-------- Extracted information --------

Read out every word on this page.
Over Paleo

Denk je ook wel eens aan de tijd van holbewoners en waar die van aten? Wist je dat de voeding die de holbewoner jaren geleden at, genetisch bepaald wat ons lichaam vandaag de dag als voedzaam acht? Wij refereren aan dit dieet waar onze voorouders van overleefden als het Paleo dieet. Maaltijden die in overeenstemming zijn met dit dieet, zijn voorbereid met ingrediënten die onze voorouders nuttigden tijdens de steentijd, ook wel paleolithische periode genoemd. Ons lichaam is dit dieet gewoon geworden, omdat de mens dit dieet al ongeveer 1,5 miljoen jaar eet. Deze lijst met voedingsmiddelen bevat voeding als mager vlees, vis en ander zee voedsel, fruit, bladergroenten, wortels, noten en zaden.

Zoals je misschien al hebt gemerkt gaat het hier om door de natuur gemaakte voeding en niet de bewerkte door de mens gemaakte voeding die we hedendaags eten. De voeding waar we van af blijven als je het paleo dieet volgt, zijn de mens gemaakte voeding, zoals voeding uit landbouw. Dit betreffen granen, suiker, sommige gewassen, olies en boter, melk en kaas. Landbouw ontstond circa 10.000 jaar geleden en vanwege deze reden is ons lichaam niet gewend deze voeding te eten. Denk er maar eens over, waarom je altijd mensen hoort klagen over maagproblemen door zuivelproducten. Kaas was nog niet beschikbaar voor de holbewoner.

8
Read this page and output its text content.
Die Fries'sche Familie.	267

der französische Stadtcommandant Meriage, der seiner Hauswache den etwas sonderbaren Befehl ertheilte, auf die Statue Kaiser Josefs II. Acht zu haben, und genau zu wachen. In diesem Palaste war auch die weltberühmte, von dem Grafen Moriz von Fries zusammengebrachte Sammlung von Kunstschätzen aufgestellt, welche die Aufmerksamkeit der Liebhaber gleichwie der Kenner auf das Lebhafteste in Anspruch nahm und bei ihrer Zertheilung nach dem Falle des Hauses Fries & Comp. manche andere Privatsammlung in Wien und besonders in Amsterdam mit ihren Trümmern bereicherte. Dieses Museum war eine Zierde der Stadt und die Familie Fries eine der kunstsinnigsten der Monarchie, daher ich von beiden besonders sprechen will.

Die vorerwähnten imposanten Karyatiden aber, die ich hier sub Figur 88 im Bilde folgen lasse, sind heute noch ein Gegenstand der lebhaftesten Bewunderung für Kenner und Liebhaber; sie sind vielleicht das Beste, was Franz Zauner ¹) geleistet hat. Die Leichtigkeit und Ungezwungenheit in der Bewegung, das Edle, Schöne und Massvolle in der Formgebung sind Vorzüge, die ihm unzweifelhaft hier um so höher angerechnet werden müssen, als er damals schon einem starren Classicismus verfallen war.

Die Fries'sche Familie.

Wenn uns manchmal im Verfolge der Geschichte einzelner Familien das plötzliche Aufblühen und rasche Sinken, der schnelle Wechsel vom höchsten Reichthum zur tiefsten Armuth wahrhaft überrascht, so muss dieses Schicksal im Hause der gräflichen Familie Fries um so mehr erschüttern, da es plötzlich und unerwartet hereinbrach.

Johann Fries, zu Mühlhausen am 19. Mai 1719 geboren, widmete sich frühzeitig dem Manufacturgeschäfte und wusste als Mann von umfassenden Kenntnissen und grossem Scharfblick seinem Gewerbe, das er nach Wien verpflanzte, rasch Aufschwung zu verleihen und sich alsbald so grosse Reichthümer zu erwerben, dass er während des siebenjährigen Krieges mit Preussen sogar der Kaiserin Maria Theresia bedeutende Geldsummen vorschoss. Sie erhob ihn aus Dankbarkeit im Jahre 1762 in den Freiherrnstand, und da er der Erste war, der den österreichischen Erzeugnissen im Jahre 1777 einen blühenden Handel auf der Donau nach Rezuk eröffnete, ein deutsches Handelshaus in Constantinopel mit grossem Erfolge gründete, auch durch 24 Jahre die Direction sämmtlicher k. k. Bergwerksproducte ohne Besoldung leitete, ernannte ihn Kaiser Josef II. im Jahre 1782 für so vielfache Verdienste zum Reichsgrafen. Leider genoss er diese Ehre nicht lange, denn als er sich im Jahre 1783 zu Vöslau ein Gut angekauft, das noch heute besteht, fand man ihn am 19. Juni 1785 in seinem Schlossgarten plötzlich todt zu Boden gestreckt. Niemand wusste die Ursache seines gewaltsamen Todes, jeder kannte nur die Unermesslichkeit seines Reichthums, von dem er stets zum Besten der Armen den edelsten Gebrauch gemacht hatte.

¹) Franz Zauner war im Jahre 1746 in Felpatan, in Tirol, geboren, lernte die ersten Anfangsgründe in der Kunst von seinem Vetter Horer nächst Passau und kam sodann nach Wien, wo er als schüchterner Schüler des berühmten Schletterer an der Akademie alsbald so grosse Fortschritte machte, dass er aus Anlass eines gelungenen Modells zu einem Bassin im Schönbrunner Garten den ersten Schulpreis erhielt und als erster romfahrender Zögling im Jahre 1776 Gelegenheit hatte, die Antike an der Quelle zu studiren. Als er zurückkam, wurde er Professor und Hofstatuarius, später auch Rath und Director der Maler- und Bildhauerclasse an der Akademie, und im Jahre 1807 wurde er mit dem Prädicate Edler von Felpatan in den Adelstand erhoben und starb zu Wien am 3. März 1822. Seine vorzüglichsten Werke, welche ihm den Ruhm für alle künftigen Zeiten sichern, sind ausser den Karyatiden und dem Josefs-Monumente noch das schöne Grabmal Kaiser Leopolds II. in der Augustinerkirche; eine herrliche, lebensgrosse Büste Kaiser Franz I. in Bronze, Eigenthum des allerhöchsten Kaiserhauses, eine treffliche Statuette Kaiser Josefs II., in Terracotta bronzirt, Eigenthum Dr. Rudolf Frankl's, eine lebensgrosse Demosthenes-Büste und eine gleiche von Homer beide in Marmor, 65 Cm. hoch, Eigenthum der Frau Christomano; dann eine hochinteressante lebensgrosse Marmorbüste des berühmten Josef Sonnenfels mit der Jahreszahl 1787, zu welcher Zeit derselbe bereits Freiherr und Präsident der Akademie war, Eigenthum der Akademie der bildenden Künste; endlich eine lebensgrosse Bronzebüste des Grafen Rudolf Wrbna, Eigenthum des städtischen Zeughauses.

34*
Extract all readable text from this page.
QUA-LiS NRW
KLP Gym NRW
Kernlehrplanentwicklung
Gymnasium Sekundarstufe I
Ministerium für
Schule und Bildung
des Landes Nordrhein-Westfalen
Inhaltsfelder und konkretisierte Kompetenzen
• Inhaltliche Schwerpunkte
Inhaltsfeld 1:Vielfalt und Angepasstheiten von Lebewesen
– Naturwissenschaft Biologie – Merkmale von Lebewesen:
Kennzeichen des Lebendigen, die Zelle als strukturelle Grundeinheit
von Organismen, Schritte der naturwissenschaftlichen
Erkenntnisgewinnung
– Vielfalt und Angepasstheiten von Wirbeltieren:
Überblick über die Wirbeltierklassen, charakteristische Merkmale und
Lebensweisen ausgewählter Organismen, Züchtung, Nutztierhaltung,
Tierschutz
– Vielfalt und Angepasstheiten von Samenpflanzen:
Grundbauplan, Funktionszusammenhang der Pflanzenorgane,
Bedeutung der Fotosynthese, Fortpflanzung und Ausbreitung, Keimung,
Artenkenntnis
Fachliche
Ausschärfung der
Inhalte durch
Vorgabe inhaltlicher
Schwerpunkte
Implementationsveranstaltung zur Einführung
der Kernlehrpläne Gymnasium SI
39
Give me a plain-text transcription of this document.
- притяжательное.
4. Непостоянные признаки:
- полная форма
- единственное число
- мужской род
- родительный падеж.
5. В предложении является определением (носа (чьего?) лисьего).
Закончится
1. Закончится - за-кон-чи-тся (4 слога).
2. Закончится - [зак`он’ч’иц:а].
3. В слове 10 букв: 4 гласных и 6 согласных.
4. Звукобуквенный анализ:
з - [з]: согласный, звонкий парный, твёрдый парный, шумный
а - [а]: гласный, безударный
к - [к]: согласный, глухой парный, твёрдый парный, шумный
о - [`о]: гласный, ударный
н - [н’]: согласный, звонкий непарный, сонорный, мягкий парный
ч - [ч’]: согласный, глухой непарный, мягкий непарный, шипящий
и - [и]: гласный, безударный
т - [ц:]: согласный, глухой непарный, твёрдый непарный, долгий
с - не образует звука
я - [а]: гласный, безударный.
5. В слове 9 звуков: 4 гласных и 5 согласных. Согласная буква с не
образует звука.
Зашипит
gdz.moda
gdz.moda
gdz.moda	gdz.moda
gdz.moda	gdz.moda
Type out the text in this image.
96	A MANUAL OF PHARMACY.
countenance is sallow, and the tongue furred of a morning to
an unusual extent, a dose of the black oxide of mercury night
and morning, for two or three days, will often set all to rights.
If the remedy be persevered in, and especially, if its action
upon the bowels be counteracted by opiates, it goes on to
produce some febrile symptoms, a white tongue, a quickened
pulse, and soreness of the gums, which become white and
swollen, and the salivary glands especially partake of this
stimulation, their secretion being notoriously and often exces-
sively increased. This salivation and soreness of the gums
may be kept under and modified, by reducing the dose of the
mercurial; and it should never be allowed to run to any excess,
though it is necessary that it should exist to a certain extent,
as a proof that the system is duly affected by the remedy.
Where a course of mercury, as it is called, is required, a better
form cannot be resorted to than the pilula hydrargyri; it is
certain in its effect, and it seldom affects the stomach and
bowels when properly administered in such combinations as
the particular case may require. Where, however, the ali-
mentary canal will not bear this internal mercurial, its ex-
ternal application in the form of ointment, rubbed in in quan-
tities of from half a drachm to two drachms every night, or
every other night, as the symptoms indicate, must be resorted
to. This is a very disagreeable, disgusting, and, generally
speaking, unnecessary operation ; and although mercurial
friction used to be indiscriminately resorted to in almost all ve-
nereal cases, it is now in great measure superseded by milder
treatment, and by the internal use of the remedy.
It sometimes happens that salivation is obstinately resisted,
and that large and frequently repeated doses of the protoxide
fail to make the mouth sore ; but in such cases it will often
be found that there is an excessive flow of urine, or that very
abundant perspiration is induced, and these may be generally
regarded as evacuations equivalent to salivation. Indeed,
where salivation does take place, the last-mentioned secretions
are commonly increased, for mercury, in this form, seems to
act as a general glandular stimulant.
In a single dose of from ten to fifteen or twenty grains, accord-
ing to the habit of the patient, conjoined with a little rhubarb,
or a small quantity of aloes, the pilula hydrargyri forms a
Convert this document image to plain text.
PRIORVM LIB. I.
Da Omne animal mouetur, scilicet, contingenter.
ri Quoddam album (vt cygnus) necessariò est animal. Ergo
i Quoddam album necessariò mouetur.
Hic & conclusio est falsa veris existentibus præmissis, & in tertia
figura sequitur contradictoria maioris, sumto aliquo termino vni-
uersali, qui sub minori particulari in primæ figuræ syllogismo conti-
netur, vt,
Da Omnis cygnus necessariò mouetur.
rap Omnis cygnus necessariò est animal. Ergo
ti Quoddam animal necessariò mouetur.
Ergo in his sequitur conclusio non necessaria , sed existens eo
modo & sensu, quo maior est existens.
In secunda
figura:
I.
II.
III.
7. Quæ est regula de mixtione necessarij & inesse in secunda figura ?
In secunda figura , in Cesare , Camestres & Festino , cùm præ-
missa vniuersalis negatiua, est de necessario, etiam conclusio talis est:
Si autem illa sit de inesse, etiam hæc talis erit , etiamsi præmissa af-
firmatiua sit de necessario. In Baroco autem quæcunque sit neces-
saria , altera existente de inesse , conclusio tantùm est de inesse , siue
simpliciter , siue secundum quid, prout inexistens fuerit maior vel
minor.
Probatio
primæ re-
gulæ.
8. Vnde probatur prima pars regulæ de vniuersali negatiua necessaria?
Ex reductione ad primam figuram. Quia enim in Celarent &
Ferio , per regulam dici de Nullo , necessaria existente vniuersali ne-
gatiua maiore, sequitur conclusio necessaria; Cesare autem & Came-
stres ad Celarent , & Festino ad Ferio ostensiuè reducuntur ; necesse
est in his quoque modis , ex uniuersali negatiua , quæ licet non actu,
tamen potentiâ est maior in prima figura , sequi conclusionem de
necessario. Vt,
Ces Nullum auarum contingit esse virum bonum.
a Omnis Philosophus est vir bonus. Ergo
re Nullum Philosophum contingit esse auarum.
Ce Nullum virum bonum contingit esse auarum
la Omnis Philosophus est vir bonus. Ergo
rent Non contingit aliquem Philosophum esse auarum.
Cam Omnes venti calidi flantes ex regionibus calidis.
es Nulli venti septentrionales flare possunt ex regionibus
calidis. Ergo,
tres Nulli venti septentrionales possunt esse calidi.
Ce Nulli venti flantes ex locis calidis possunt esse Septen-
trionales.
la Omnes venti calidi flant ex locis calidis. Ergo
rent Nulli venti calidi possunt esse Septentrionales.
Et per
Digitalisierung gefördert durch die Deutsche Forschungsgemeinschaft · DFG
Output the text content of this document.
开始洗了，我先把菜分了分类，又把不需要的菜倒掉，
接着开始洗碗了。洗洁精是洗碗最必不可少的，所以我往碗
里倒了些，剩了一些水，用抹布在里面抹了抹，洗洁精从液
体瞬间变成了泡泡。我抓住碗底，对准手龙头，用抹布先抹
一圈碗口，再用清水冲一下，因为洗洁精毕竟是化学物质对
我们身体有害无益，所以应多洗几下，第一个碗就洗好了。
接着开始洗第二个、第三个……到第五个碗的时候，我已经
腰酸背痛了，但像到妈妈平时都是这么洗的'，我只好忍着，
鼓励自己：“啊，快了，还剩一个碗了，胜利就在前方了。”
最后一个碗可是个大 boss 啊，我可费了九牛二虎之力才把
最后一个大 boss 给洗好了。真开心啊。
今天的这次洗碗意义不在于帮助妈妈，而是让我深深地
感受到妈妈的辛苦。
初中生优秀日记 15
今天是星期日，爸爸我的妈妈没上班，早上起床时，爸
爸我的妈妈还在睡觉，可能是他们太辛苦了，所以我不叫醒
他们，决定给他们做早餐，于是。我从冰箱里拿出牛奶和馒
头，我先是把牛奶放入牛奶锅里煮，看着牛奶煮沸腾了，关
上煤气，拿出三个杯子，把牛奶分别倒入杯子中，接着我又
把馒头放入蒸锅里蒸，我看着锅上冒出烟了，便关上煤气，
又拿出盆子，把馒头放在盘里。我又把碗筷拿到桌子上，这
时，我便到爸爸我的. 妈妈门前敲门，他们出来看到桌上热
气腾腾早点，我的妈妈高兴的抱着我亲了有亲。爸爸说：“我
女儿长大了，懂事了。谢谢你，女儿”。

--------

● **Aim**: Starting at the line that contains "Output the text content of this document.", quote each remaining line of the entries above, unchanged.

● **Complete output**:
Output the text content of this document.
开始洗了，我先把菜分了分类，又把不需要的菜倒掉，
接着开始洗碗了。洗洁精是洗碗最必不可少的，所以我往碗
里倒了些，剩了一些水，用抹布在里面抹了抹，洗洁精从液
体瞬间变成了泡泡。我抓住碗底，对准手龙头，用抹布先抹
一圈碗口，再用清水冲一下，因为洗洁精毕竟是化学物质对
我们身体有害无益，所以应多洗几下，第一个碗就洗好了。
接着开始洗第二个、第三个……到第五个碗的时候，我已经
腰酸背痛了，但像到妈妈平时都是这么洗的'，我只好忍着，
鼓励自己：“啊，快了，还剩一个碗了，胜利就在前方了。”
最后一个碗可是个大 boss 啊，我可费了九牛二虎之力才把
最后一个大 boss 给洗好了。真开心啊。
今天的这次洗碗意义不在于帮助妈妈，而是让我深深地
感受到妈妈的辛苦。
初中生优秀日记 15
今天是星期日，爸爸我的妈妈没上班，早上起床时，爸
爸我的妈妈还在睡觉，可能是他们太辛苦了，所以我不叫醒
他们，决定给他们做早餐，于是。我从冰箱里拿出牛奶和馒
头，我先是把牛奶放入牛奶锅里煮，看着牛奶煮沸腾了，关
上煤气，拿出三个杯子，把牛奶分别倒入杯子中，接着我又
把馒头放入蒸锅里蒸，我看着锅上冒出烟了，便关上煤气，
又拿出盆子，把馒头放在盘里。我又把碗筷拿到桌子上，这
时，我便到爸爸我的. 妈妈门前敲门，他们出来看到桌上热
气腾腾早点，我的妈妈高兴的抱着我亲了有亲。爸爸说：“我
女儿长大了，懂事了。谢谢你，女儿”。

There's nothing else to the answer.